EXTRACT TO READ
• • • •
A malignant tumor sheds cells which migrate to new tissues and create secondary tumors while a benign tumor does not generate secondary tumors. The process of generating secondary tumors is called metastasis and is a complex process in which tumor cells colonize sites distant from the primary tumor. Tumor metastasis remains the major cause of deaths in cancer patients, yet the molecular mechanisms underlying tumor cell dissemination are not clearly understood.
Metastasis is a multi-step process in which tumor cells must detach from the primary tumor, invade the cellular matrix, penetrate through blood vessels, thus enter the circulatory system (intravasate), arrest at a distant site, exit the blood stream (extravasate), and grow. See, e.g., G. L. Nicolson (1982) Biochim. Biophis. Acta. 695: 113-176; G. L. Nicolson and G. Poste (1983) In. Rev. Exp. Pathol. 25: 77-181; G. Poste and I. J. Fidler (1980) Nature 283: 139-145; and E. Roos (1984) Biochim. Biophis. Acta. 738: 263-284. Given the complexity of the process, it is thought that numerous genes mediate tumor cell metastasis. Indeed, the metastatic phenotype has been correlated with expression of a variety of proteins, including proteases, adhesion molecules, and the like. However, evidence that a given protein is directly involved in dissemination is often lacking, or difficult to prove. L. A. Liotta and W. Stetler-Stevenson (1989) J. Natl. Cancer Inst. 81: 556-557.
The human epidermoid carcinoma, HEp-3, provides a unique system that can be used to detect and characterize genes which effect metastatic dissemination. HEp-3 cells, propagated by serial passage on the chick chorioallantoic membrane (CAM), are both tumorigenic and spontaneously metastatic (T+M+). L. Ossowski and E. Reich (1980a) Cancer Res. 40: 2300-2309. However, when such cells are grown continuously in vitro, they readily form primary tumors, but progressively become non-metastatic (T+M−) with time. L. Ossowski and E. Reich (1980b) Cancer Res. 40: 2310-2315. With prolonged cultivation in vitro, they eventually become non-tumorigenic also (T−M−). The loss of metastatic ability is reversible. T+M− cells carried on the chorioallantoic membrane for two to three passages regain the ability to form spontaneous metastases. Thus, by altering growth conditions, the metastatic potential of these cells can be manipulated by the investigator.
• • • •
(Document structure recognition data)
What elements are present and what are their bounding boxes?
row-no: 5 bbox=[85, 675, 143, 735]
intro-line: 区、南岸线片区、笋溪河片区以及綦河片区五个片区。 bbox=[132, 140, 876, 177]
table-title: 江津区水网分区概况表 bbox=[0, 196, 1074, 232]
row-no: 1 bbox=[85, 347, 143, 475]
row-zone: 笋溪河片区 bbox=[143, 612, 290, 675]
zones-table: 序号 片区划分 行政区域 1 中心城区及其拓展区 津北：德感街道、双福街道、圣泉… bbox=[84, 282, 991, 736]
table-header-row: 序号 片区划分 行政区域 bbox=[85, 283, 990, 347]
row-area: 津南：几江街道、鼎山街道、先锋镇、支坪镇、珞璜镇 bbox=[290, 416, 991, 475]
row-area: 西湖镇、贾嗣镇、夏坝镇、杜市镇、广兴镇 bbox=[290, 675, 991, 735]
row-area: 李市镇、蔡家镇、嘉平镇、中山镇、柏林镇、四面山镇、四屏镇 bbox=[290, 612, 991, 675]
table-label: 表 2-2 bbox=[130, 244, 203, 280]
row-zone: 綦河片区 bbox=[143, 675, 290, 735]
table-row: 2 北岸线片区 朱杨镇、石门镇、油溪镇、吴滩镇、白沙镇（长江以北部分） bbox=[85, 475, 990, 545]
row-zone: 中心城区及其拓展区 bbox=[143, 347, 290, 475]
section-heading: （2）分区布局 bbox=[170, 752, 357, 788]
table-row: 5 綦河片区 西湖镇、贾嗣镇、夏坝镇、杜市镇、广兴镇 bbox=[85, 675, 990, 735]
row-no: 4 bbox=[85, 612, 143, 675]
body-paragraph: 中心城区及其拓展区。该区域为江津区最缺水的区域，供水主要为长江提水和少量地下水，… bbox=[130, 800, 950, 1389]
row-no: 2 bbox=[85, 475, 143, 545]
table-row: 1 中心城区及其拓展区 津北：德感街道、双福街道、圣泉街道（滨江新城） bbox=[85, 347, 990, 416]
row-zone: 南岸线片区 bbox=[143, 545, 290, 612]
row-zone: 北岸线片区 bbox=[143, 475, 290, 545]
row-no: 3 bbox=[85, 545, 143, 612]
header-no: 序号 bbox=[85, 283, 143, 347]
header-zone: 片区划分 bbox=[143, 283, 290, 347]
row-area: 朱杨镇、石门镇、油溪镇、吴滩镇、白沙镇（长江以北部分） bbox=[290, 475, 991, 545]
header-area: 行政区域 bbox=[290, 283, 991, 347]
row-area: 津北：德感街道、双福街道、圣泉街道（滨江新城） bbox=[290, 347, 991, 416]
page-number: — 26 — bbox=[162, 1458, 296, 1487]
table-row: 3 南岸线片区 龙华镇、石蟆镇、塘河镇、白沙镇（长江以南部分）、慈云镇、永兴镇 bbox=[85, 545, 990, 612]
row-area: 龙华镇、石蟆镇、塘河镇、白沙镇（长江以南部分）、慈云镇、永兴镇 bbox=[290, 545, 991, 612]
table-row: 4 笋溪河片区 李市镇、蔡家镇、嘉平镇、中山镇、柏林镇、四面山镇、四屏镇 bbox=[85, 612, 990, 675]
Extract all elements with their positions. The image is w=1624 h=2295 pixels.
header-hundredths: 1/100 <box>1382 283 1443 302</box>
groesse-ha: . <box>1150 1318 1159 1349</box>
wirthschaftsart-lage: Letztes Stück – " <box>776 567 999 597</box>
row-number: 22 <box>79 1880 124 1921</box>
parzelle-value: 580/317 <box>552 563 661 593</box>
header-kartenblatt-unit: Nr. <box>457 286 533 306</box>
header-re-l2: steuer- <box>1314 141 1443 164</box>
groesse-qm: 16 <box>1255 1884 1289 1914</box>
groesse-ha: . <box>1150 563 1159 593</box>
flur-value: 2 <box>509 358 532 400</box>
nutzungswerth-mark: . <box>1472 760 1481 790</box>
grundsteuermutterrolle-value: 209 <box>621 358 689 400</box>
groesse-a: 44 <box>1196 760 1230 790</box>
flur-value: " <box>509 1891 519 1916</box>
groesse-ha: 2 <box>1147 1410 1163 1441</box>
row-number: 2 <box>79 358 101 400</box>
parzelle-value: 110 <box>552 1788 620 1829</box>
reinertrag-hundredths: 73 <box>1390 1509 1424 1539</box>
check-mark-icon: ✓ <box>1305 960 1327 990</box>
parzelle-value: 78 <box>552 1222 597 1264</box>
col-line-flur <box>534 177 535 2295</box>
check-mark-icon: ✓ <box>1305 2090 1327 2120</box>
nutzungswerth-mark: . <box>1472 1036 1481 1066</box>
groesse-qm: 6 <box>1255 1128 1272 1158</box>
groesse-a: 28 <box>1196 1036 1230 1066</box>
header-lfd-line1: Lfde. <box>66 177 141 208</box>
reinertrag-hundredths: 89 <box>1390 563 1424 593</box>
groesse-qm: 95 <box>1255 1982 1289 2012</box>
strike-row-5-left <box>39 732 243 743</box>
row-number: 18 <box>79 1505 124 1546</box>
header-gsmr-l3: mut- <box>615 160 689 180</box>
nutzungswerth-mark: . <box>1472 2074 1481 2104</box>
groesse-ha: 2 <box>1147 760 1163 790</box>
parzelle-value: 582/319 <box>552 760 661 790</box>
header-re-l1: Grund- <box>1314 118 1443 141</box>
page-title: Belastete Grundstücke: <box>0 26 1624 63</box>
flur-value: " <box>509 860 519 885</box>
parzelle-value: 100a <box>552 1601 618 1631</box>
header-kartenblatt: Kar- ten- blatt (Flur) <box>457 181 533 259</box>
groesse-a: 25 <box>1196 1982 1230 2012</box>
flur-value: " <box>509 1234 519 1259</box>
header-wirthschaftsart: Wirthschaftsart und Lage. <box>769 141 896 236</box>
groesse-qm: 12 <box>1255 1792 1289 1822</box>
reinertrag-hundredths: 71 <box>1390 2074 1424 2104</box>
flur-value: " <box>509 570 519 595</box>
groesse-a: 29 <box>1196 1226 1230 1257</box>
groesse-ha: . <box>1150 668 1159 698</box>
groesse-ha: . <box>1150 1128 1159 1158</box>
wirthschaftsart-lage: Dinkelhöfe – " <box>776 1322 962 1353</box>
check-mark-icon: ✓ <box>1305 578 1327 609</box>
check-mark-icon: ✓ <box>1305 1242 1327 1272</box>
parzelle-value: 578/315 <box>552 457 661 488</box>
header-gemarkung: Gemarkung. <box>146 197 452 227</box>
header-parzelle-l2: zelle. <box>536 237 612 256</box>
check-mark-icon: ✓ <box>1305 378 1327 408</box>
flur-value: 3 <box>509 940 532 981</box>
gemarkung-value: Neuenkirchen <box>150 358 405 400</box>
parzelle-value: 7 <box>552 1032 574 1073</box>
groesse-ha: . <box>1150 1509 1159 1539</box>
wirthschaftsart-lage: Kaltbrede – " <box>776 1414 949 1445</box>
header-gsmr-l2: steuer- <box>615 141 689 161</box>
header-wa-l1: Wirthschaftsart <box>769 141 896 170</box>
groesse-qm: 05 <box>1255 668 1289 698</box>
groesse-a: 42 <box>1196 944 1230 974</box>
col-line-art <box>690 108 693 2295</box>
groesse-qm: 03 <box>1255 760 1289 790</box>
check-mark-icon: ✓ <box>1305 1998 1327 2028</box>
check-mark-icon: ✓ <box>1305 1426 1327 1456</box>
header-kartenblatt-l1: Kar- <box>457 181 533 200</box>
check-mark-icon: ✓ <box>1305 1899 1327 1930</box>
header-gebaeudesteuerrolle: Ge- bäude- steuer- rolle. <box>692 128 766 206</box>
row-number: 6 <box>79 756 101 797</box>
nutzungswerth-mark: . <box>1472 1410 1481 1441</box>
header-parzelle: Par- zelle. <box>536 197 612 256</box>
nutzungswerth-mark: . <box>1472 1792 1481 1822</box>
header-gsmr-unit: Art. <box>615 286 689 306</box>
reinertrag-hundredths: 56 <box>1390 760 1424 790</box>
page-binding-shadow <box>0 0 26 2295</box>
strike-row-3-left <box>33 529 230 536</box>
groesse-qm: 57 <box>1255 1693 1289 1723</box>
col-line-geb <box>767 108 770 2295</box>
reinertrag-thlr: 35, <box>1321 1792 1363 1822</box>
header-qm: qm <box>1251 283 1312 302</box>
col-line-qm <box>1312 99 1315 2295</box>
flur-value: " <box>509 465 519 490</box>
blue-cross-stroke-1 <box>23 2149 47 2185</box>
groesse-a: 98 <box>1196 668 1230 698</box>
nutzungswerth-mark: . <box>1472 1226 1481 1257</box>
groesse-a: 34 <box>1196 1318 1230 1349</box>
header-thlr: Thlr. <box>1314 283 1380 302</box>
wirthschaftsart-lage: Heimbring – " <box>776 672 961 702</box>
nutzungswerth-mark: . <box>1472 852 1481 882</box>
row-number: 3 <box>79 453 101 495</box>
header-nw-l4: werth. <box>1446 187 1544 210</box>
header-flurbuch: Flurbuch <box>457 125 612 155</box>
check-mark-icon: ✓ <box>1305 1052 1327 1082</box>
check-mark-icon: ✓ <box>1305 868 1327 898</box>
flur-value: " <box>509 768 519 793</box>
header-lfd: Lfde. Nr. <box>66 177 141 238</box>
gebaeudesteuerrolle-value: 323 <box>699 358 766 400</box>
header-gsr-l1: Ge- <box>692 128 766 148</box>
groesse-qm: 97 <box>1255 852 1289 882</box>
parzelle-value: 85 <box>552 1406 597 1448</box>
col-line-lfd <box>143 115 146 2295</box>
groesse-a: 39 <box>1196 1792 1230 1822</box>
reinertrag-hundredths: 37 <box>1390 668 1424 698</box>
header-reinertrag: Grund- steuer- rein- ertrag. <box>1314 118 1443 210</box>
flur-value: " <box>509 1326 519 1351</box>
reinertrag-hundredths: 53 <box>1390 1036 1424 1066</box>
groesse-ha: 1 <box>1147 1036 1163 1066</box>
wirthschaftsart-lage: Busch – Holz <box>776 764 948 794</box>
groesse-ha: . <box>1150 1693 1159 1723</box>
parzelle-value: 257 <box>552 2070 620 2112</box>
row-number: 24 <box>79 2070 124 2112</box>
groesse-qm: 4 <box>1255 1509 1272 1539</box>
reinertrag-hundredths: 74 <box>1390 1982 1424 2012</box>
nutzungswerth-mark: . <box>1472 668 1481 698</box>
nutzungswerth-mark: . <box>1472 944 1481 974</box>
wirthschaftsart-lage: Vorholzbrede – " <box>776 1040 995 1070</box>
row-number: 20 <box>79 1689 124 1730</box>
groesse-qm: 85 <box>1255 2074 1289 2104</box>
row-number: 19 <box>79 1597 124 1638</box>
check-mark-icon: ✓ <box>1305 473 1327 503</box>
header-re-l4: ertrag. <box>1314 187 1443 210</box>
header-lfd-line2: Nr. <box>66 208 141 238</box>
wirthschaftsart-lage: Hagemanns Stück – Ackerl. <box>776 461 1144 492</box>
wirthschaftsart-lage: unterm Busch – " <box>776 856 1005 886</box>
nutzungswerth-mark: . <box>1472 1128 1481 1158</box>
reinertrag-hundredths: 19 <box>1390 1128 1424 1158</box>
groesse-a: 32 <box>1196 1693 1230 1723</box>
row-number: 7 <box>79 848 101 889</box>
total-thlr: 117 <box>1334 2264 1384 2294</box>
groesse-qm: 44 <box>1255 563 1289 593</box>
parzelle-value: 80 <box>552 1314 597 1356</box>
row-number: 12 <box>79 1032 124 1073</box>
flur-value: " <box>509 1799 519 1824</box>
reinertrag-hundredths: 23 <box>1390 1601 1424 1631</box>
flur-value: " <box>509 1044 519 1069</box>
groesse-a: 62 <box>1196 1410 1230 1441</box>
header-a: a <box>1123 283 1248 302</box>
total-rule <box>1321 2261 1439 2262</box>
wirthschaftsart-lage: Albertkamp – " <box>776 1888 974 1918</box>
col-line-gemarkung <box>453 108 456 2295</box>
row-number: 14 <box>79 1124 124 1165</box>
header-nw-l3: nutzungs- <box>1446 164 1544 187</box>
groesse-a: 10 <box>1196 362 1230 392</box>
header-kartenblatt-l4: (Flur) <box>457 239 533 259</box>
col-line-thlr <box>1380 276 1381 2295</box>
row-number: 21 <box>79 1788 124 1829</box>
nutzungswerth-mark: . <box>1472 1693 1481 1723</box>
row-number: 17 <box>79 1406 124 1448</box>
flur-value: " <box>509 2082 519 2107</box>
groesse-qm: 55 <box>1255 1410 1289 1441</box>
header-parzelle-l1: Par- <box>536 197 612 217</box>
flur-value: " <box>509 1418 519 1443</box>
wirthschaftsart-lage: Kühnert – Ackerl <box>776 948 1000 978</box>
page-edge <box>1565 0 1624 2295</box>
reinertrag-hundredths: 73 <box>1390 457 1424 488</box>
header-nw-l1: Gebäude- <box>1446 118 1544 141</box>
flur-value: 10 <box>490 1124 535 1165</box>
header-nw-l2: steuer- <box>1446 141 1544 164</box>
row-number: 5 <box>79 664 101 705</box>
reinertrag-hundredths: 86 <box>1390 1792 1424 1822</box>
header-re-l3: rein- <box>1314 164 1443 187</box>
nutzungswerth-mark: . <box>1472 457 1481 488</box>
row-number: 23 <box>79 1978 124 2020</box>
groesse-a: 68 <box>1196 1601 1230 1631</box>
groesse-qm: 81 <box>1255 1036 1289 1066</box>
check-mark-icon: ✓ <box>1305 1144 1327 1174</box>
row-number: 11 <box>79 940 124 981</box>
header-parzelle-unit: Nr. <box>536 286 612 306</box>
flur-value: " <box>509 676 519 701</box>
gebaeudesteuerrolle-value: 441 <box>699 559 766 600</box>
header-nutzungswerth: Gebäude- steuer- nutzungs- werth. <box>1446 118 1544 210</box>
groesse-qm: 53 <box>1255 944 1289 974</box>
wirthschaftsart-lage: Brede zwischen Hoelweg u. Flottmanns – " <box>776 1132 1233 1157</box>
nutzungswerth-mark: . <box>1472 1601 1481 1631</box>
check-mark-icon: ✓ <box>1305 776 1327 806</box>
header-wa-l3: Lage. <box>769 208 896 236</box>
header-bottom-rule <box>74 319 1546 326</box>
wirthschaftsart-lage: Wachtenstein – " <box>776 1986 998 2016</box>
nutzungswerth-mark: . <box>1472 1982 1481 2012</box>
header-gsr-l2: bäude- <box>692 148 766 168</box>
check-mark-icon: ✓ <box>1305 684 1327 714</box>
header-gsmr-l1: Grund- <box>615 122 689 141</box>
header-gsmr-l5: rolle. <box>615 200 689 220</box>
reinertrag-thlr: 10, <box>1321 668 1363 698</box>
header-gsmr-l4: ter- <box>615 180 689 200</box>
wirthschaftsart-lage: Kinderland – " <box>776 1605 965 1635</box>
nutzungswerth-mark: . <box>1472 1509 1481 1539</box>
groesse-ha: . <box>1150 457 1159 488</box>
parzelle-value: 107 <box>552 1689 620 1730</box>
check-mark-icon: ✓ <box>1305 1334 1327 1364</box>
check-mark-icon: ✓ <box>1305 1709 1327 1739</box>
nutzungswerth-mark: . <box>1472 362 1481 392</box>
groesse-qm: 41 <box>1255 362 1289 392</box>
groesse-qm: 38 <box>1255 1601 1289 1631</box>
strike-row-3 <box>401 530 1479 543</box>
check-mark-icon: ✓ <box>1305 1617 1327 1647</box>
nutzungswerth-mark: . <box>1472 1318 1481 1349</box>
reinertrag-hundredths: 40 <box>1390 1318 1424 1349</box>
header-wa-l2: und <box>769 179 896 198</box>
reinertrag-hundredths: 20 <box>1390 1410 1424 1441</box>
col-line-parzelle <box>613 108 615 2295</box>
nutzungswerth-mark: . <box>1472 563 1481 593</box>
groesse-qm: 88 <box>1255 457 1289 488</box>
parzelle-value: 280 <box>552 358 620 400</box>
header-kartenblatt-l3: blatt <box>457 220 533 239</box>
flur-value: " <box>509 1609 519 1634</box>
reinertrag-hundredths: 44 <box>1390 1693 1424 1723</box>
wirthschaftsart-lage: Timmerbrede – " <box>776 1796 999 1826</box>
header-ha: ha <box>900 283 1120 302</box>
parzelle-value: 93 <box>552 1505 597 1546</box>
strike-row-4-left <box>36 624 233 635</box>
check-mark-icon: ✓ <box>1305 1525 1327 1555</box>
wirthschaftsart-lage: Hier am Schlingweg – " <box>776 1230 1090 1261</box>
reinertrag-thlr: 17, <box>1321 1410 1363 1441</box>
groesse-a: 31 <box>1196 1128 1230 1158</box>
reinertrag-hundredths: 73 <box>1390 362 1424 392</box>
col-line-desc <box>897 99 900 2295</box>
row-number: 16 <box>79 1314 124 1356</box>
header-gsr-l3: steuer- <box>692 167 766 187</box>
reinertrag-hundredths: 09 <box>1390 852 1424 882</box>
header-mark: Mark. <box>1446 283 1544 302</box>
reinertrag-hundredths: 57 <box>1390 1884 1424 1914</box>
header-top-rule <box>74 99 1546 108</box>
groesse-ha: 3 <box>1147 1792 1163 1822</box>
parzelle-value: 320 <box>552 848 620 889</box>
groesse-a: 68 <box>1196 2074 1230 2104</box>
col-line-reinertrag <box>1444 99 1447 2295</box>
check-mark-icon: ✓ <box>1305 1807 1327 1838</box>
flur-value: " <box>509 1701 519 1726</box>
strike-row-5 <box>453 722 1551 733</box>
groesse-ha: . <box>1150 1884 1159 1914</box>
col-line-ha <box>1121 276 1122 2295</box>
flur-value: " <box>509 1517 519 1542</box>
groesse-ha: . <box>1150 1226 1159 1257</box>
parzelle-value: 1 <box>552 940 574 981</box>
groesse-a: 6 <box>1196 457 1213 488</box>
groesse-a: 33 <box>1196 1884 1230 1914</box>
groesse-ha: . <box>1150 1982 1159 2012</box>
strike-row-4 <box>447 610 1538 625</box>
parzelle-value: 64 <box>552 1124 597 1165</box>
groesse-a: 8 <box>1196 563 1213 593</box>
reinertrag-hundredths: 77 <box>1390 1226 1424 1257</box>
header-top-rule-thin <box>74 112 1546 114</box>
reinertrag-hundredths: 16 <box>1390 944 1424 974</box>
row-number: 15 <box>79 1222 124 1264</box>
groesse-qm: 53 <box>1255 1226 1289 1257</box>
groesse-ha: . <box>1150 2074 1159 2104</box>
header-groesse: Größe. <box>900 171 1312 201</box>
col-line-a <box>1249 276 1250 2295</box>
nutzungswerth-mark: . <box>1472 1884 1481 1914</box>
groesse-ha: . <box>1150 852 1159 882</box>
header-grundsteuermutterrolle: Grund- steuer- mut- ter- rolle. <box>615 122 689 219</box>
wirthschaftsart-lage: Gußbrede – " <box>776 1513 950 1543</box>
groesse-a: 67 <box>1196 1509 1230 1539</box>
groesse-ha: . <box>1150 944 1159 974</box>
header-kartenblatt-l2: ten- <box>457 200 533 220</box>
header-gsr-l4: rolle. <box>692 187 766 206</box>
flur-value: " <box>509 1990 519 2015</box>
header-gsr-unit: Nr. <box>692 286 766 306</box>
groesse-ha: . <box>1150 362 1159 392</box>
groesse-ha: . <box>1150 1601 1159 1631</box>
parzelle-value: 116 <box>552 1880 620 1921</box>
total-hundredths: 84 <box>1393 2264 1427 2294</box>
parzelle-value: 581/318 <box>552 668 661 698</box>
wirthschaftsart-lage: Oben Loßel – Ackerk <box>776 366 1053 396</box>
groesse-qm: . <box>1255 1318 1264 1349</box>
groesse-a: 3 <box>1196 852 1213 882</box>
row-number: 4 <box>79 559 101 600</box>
• • • •
APPLY WHAT YOU READ
[1] Print everything in the passage on tumor metastasis from "A malignant tumor" down to "not clearly understood.".
[2] Summarize the passage on tumor metastasis in two sentences.

TASK ANSWERS
[1]
A malignant tumor sheds cells which migrate to new tissues and create secondary tumors while a benign tumor does not generate secondary tumors. The process of generating secondary tumors is called metastasis and is a complex process in which tumor cells colonize sites distant from the primary tumor. Tumor metastasis remains the major cause of deaths in cancer patients, yet the molecular mechanisms underlying tumor cell dissemination are not clearly understood.

[2] Metastasis is a multi-step process in which tumor cells spread from a primary tumor to colonize distant sites, and it remains the major cause of death in cancer patients, though its molecular mechanisms are not clearly understood. The human epidermoid carcinoma HEp-3 offers a system for detecting genes that affect metastatic dissemination, because its cells become non-metastatic when grown continuously in vitro and regain that ability after passage on the chick chorioallantoic membrane.